**MATERIAL SUPPLIED**:

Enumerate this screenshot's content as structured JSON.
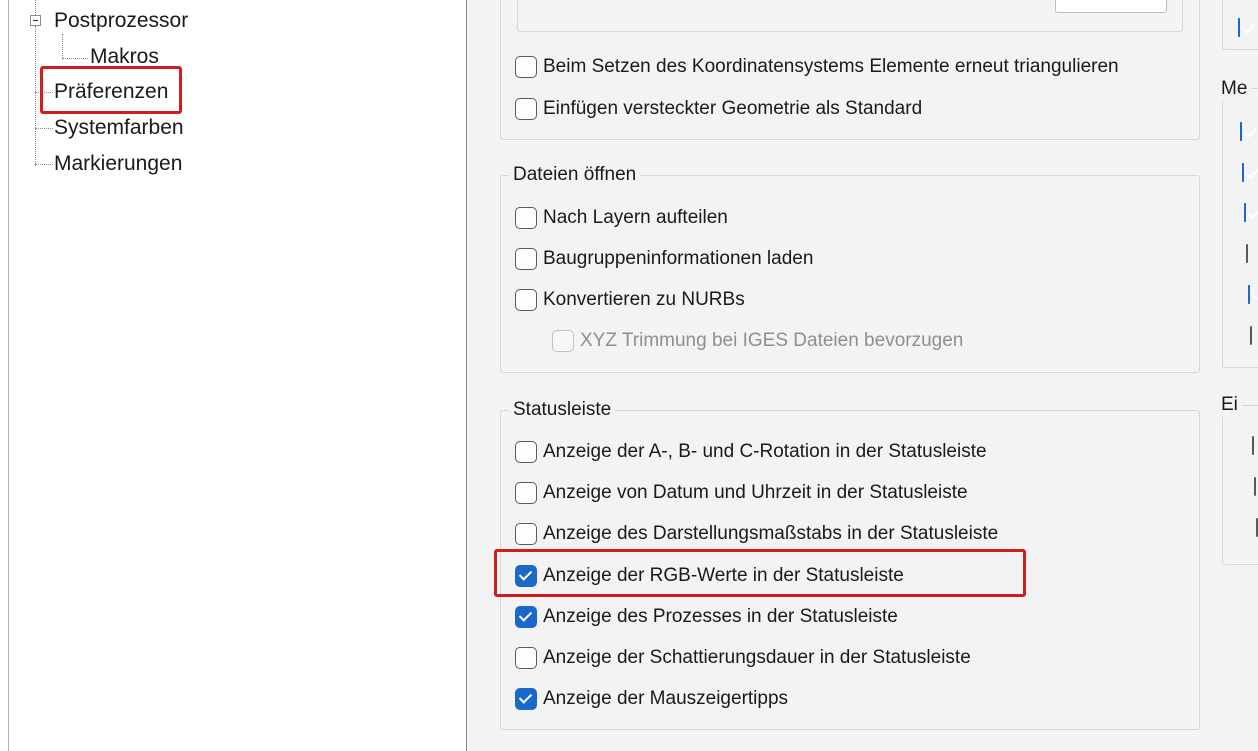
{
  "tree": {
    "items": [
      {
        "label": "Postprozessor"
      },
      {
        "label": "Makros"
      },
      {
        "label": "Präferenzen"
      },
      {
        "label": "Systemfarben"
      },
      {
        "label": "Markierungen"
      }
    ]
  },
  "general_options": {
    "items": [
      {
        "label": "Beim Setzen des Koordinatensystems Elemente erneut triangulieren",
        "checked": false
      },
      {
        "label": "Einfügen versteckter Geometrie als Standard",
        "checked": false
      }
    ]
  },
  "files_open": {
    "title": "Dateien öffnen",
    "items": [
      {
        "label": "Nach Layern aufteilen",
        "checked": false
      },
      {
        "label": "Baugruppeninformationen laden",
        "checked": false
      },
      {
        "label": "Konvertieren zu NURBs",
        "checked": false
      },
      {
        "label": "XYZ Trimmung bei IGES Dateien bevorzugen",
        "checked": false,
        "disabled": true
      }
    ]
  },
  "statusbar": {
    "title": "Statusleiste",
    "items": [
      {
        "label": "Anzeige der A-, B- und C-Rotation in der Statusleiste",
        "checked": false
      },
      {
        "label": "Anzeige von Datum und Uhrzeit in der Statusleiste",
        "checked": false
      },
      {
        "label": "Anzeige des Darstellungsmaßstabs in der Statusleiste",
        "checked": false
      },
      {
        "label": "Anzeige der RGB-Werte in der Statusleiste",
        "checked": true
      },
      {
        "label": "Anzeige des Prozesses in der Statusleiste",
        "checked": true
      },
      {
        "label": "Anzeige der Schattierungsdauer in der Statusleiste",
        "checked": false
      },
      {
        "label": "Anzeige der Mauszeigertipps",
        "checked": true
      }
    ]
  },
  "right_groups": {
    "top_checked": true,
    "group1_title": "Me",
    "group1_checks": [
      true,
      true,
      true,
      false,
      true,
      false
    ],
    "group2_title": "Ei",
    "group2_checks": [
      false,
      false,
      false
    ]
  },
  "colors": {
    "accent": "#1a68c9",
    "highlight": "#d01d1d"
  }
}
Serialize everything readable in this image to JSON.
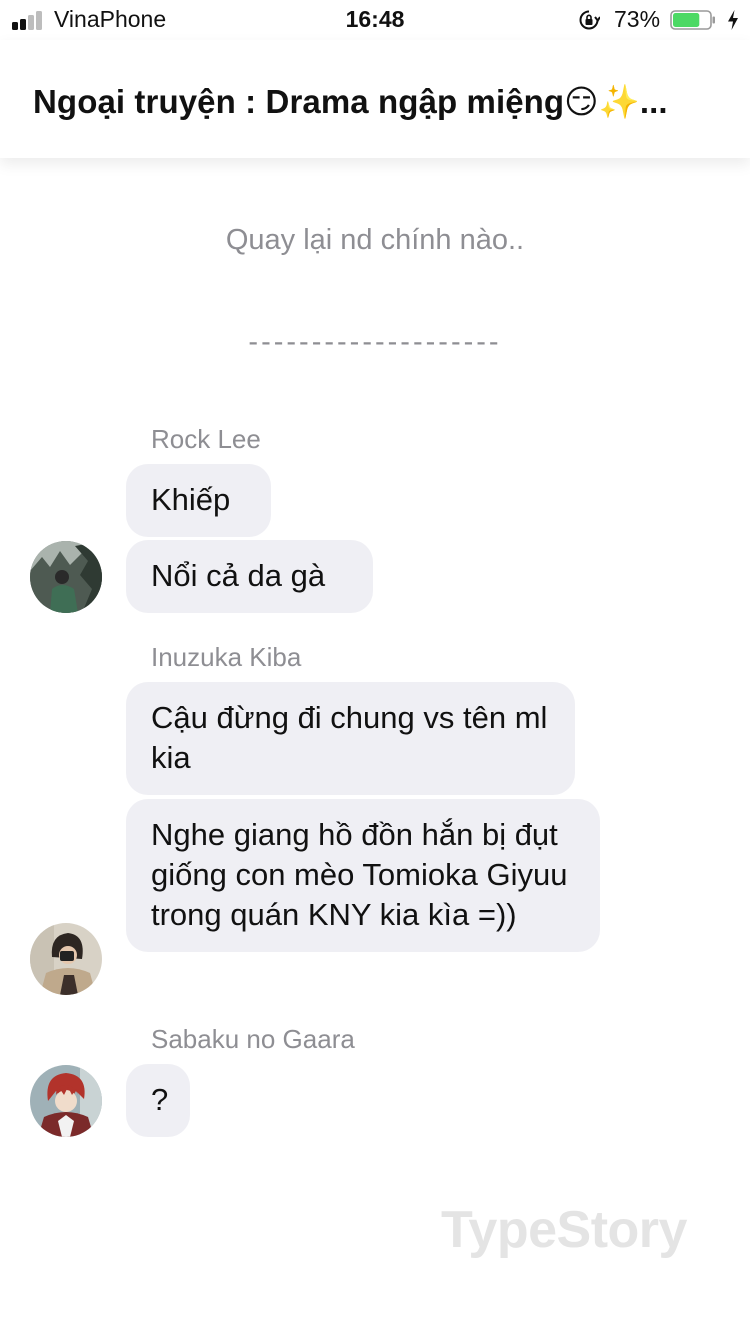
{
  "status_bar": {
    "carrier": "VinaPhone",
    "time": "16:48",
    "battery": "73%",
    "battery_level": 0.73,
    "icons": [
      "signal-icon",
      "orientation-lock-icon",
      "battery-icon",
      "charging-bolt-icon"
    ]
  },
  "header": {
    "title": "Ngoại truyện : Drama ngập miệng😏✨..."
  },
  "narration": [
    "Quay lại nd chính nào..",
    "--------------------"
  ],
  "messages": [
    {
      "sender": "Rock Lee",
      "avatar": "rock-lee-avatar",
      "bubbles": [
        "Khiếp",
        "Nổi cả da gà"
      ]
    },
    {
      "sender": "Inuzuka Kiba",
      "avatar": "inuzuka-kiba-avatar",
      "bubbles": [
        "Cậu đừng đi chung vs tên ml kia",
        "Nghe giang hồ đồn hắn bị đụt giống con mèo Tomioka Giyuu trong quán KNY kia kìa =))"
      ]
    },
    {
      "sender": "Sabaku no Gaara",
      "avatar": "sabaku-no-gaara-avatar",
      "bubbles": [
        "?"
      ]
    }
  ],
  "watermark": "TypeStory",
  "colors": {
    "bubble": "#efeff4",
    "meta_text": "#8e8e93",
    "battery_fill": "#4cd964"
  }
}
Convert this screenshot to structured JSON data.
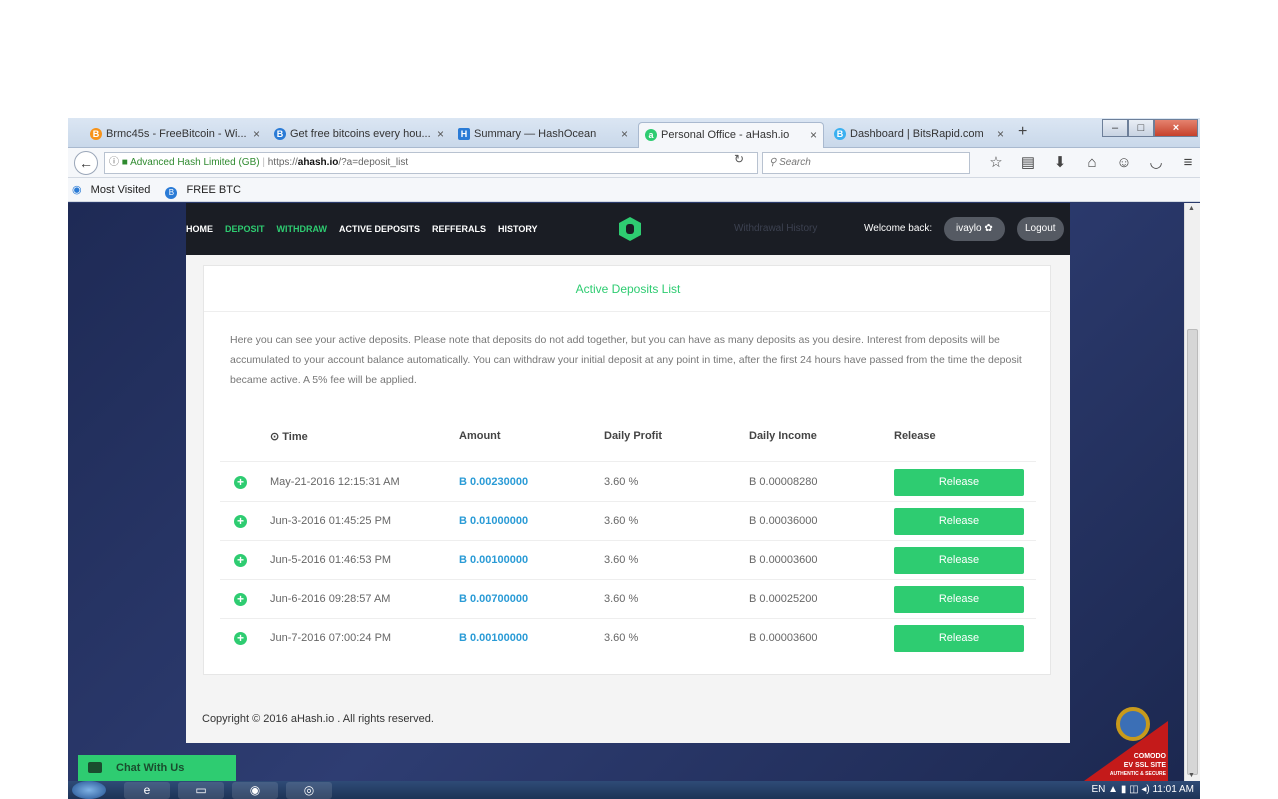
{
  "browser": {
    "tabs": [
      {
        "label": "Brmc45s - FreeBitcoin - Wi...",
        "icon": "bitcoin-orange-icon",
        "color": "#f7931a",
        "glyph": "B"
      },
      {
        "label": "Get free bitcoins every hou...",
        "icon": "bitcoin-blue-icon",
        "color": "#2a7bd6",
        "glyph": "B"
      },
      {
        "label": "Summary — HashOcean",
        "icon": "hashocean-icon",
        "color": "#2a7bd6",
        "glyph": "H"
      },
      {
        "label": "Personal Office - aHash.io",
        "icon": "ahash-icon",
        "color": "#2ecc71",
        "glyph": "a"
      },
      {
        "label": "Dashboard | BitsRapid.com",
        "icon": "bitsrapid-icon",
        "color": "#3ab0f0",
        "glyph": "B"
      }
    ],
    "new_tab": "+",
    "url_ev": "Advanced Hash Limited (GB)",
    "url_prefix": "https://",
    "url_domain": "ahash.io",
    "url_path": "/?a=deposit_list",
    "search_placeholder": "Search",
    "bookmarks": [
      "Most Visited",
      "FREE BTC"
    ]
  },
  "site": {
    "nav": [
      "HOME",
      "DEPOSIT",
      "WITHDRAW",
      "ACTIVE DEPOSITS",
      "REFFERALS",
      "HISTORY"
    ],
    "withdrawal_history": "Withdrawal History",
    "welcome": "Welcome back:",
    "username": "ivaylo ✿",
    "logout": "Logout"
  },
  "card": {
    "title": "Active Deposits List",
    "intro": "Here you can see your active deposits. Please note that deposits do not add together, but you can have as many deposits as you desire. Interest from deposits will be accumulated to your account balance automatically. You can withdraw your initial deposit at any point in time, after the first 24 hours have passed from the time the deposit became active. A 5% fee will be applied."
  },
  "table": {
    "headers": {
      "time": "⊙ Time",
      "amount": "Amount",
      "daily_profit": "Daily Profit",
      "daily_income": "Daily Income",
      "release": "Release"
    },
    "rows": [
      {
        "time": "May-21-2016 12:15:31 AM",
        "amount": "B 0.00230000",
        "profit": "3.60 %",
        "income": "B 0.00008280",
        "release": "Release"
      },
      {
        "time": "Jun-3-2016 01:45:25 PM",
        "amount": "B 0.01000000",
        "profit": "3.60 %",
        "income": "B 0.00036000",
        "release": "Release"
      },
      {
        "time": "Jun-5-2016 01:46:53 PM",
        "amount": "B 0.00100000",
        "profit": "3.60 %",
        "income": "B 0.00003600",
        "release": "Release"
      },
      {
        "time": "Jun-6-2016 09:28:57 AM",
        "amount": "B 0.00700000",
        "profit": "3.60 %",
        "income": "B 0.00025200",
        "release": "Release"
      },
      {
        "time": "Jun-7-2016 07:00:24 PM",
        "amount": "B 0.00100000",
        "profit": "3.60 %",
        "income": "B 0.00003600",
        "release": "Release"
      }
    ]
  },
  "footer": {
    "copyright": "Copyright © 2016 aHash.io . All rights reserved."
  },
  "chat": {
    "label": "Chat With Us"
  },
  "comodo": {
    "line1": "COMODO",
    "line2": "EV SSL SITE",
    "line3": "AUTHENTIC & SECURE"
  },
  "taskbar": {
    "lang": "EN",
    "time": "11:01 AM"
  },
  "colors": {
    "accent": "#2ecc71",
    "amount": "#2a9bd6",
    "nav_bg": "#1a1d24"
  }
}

**SET TASK**:
Pick out every line above that holds the word "sender" and copy it.

**TASK RESPONSE**:
      "sender": "Rock Lee",
      "sender": "Inuzuka Kiba",
      "sender": "Sabaku no Gaara",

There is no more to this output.